>> begin Dataset entries

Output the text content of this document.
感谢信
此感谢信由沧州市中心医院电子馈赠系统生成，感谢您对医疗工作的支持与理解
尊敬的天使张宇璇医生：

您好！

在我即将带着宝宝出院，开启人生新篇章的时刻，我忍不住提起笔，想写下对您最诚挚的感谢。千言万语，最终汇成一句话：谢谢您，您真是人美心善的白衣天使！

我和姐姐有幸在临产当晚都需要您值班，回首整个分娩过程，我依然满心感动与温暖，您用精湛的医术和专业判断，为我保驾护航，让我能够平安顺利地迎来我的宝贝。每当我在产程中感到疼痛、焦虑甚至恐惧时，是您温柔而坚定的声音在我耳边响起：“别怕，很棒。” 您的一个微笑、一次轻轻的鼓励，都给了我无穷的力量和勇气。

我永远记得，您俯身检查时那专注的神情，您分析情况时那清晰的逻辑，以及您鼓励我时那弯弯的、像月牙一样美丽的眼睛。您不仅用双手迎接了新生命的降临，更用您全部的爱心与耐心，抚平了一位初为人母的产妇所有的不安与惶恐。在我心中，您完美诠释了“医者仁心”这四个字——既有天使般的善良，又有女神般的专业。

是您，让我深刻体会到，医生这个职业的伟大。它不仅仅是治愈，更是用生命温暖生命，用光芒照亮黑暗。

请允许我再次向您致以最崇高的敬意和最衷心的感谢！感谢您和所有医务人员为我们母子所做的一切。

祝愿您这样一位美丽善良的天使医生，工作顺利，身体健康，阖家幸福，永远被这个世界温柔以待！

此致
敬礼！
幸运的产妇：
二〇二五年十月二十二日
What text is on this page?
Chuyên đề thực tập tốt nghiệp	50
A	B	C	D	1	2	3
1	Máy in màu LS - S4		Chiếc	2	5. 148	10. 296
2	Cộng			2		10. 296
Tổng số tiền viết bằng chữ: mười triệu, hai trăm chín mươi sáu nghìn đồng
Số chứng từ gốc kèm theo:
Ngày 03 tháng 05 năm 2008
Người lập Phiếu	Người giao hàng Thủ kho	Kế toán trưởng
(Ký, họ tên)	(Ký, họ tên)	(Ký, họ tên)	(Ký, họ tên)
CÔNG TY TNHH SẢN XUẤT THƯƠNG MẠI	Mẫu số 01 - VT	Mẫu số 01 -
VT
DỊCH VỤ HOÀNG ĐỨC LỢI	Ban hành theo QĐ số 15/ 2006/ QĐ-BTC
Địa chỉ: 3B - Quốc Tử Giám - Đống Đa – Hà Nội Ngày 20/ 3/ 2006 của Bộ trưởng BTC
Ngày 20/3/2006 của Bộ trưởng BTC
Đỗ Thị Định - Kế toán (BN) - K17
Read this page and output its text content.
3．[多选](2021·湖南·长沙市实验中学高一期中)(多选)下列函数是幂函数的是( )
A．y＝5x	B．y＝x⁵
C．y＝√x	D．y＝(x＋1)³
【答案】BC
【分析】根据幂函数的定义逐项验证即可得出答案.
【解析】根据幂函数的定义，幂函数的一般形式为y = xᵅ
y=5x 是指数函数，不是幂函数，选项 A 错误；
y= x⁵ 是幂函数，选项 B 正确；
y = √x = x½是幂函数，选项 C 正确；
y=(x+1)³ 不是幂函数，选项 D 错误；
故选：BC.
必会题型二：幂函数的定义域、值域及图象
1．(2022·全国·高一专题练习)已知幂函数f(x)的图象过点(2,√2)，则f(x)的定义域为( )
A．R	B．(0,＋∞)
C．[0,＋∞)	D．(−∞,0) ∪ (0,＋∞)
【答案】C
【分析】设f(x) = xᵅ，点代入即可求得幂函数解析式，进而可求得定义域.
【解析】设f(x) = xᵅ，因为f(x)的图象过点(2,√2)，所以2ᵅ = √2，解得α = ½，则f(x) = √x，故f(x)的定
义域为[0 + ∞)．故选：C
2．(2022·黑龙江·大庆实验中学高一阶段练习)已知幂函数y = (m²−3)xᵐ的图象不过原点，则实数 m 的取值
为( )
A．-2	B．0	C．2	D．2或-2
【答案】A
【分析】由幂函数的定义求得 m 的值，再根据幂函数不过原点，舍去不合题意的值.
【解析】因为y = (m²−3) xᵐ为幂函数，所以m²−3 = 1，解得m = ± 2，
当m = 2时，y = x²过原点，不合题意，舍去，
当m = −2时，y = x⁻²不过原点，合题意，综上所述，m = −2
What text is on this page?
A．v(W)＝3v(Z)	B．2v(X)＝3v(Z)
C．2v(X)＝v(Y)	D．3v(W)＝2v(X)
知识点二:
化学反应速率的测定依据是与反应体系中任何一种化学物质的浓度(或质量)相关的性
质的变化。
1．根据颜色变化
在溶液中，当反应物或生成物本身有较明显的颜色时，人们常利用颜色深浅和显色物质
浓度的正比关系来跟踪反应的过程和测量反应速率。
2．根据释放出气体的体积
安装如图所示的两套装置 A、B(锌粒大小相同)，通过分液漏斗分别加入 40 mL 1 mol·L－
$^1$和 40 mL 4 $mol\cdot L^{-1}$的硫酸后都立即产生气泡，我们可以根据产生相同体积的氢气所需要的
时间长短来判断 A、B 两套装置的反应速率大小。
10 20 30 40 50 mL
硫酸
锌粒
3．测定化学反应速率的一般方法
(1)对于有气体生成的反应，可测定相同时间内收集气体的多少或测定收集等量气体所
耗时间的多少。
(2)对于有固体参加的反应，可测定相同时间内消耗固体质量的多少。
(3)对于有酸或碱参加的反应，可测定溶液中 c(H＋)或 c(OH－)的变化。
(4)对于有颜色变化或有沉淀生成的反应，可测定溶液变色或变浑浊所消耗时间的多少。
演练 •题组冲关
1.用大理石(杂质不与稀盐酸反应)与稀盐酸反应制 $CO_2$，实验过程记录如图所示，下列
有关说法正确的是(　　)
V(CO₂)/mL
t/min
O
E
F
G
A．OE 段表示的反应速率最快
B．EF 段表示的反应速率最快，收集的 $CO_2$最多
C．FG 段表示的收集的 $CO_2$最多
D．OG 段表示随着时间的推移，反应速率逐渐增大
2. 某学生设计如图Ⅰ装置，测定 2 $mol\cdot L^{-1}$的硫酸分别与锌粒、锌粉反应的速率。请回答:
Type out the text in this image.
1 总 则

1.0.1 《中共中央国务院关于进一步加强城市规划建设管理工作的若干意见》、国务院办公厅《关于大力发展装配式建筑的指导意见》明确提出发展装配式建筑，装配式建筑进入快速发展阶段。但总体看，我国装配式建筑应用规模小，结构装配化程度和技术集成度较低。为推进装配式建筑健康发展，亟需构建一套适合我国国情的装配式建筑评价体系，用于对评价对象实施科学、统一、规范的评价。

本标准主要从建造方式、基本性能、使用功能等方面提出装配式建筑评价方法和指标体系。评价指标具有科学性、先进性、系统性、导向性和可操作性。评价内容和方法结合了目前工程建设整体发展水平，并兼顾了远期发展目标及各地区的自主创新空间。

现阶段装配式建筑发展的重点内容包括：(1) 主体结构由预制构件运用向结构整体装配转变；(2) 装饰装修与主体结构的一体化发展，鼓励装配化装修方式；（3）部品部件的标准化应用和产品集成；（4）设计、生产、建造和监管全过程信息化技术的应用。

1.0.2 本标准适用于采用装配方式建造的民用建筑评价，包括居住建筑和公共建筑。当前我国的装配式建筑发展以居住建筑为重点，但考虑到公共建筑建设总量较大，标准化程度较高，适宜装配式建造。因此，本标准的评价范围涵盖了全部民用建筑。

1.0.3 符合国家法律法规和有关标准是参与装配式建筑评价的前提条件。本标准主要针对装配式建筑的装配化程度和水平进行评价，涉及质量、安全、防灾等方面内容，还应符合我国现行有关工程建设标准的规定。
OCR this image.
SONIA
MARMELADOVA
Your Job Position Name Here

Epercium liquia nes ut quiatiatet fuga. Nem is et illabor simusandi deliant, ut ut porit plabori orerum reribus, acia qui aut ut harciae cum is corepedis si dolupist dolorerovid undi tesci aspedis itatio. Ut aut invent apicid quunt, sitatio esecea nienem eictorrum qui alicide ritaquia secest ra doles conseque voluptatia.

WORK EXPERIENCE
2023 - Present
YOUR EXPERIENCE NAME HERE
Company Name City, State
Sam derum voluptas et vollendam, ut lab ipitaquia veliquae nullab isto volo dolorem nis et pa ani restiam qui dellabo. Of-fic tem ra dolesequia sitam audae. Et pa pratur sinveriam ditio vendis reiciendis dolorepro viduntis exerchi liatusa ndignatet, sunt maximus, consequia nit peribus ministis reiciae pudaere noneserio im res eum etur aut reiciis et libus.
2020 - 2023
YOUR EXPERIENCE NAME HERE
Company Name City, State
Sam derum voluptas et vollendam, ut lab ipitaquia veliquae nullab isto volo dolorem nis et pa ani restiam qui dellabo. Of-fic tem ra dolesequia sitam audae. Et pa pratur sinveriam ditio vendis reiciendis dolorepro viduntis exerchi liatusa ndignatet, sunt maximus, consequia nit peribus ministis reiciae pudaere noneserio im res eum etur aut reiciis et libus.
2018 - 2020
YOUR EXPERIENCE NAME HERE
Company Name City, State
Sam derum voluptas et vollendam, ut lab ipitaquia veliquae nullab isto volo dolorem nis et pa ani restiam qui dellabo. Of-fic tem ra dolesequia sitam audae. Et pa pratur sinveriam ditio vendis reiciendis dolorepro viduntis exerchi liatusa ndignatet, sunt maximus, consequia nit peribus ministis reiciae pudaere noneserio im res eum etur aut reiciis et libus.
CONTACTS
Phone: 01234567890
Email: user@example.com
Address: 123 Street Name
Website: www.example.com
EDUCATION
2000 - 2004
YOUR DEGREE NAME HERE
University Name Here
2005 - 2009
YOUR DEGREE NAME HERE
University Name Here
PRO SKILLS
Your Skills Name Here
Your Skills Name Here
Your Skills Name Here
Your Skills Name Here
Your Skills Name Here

>> end Dataset entries

Written problem:
Every line of the listing that holds "cdot" is to be counted; give only the resulting number.

Solution to this problem:
2